EXERCISE PROMPT
Across all the lines below, how many contain the string "ylabel"? Please reply with the number only.

[Begin EXERCISE INPUTS]

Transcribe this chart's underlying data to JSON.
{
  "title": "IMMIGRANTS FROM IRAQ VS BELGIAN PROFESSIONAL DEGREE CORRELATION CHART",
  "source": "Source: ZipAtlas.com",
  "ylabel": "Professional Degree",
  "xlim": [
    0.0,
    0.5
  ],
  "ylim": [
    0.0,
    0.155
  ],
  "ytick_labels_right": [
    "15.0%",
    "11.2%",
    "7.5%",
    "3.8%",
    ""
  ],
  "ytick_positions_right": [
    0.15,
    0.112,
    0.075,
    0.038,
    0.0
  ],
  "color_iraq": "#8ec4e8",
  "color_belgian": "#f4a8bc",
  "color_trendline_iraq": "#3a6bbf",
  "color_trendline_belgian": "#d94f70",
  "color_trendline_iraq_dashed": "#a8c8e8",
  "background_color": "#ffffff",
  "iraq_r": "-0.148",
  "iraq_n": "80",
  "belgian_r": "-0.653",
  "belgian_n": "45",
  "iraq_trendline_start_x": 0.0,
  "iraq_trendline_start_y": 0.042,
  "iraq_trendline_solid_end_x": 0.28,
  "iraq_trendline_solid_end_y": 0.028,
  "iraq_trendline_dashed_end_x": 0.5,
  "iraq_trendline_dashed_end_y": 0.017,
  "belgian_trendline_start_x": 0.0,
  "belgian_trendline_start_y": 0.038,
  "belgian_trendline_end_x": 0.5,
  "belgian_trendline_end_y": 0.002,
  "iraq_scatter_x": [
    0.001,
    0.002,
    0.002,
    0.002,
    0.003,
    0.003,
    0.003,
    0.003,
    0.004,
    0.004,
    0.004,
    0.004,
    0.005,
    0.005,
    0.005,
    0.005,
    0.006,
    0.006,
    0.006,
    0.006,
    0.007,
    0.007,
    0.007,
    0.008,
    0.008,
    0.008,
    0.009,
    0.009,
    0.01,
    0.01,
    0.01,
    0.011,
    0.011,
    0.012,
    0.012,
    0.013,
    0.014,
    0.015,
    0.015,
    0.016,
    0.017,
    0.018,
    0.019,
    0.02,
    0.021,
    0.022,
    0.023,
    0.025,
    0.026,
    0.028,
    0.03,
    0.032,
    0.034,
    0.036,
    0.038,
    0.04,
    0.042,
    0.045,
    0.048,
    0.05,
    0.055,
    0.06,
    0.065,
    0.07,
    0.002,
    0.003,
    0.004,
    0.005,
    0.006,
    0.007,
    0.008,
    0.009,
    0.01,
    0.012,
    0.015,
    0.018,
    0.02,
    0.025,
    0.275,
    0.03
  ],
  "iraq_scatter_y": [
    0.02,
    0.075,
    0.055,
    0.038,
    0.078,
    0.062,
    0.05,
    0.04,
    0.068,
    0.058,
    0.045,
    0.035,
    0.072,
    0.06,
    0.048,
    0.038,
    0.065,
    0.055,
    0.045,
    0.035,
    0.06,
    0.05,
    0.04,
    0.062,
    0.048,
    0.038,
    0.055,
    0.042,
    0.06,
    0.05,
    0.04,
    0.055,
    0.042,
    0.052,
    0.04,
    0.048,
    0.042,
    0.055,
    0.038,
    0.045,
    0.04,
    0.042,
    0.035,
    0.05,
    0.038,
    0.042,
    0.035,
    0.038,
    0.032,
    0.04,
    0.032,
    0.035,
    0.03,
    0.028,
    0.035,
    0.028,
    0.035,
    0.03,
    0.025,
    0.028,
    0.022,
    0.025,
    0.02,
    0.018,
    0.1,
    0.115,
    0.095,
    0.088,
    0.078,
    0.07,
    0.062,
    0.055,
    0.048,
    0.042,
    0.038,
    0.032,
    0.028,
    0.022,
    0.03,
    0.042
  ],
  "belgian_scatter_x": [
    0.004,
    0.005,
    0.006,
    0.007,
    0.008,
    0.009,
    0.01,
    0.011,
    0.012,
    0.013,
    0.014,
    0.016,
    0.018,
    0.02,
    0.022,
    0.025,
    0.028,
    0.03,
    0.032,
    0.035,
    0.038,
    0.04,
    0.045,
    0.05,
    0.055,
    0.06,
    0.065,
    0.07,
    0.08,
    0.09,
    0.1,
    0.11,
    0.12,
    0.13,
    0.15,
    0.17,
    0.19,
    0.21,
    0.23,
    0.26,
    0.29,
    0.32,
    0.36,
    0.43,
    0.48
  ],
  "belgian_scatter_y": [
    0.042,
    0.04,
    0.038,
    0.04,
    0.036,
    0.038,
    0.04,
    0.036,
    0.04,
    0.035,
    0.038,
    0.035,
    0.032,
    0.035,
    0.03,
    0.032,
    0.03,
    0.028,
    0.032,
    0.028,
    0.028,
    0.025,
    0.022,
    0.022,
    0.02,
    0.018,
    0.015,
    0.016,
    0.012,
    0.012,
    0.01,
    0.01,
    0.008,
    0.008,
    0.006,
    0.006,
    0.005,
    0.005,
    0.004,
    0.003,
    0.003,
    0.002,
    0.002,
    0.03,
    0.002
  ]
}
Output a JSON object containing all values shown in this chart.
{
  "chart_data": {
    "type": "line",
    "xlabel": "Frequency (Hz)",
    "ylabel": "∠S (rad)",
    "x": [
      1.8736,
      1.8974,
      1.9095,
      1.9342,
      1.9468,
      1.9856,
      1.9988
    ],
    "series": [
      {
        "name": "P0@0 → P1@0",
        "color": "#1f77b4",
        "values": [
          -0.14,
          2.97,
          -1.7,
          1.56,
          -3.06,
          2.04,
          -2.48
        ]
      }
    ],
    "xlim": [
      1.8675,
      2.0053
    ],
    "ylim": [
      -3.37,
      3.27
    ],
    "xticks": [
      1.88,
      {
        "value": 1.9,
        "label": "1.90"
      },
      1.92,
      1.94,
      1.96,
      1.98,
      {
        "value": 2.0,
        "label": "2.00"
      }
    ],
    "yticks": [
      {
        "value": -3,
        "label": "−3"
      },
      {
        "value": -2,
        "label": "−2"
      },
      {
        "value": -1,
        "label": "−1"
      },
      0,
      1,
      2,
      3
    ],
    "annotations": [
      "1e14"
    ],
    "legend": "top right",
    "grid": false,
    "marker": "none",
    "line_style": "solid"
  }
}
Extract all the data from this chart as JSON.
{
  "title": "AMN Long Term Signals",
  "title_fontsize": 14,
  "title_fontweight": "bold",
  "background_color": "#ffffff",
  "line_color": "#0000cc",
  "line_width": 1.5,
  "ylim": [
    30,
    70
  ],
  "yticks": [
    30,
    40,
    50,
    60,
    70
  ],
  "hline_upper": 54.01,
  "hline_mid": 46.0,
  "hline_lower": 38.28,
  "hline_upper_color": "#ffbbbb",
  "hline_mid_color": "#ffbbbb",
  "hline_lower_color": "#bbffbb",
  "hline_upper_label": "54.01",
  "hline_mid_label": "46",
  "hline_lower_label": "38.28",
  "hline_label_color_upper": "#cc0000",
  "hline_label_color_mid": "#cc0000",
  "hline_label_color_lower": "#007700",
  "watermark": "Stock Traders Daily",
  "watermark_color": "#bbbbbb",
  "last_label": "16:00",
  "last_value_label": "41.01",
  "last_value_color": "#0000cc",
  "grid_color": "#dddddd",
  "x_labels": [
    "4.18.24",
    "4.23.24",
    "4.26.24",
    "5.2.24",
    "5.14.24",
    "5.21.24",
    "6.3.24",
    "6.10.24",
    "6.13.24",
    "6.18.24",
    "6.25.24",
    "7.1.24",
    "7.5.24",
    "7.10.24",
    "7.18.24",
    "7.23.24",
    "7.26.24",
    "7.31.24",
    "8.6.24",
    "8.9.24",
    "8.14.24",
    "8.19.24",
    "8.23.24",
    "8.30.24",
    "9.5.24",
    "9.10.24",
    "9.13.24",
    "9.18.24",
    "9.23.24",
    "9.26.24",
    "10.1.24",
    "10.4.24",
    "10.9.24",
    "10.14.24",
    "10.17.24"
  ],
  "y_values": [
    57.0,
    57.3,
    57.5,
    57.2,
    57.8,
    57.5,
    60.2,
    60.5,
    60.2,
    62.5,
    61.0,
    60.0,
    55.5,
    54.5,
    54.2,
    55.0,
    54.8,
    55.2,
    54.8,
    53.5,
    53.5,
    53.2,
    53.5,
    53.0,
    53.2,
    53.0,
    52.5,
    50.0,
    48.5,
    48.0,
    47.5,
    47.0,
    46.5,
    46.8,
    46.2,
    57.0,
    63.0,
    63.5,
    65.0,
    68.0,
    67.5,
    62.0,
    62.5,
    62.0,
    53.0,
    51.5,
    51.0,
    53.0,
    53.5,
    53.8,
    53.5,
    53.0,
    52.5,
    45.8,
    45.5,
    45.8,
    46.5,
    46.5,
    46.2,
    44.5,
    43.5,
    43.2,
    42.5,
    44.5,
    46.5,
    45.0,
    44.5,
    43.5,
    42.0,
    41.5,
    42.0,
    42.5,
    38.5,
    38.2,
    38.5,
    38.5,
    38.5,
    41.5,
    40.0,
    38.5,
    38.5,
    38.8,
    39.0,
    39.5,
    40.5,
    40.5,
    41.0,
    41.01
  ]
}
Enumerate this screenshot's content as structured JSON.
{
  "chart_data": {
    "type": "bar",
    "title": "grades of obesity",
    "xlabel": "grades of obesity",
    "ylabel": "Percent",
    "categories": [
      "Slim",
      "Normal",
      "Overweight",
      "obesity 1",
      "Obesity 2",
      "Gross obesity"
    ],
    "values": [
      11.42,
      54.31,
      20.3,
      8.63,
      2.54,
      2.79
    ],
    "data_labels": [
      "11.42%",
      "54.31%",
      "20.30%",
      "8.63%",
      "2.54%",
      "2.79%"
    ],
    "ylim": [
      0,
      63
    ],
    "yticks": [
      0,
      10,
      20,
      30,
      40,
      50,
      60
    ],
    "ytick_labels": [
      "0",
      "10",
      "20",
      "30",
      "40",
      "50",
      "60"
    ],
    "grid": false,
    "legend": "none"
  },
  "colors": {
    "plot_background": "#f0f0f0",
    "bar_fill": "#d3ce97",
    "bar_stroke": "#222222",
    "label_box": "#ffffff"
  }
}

[End EXERCISE INPUTS]

SOLVED EXERCISE
3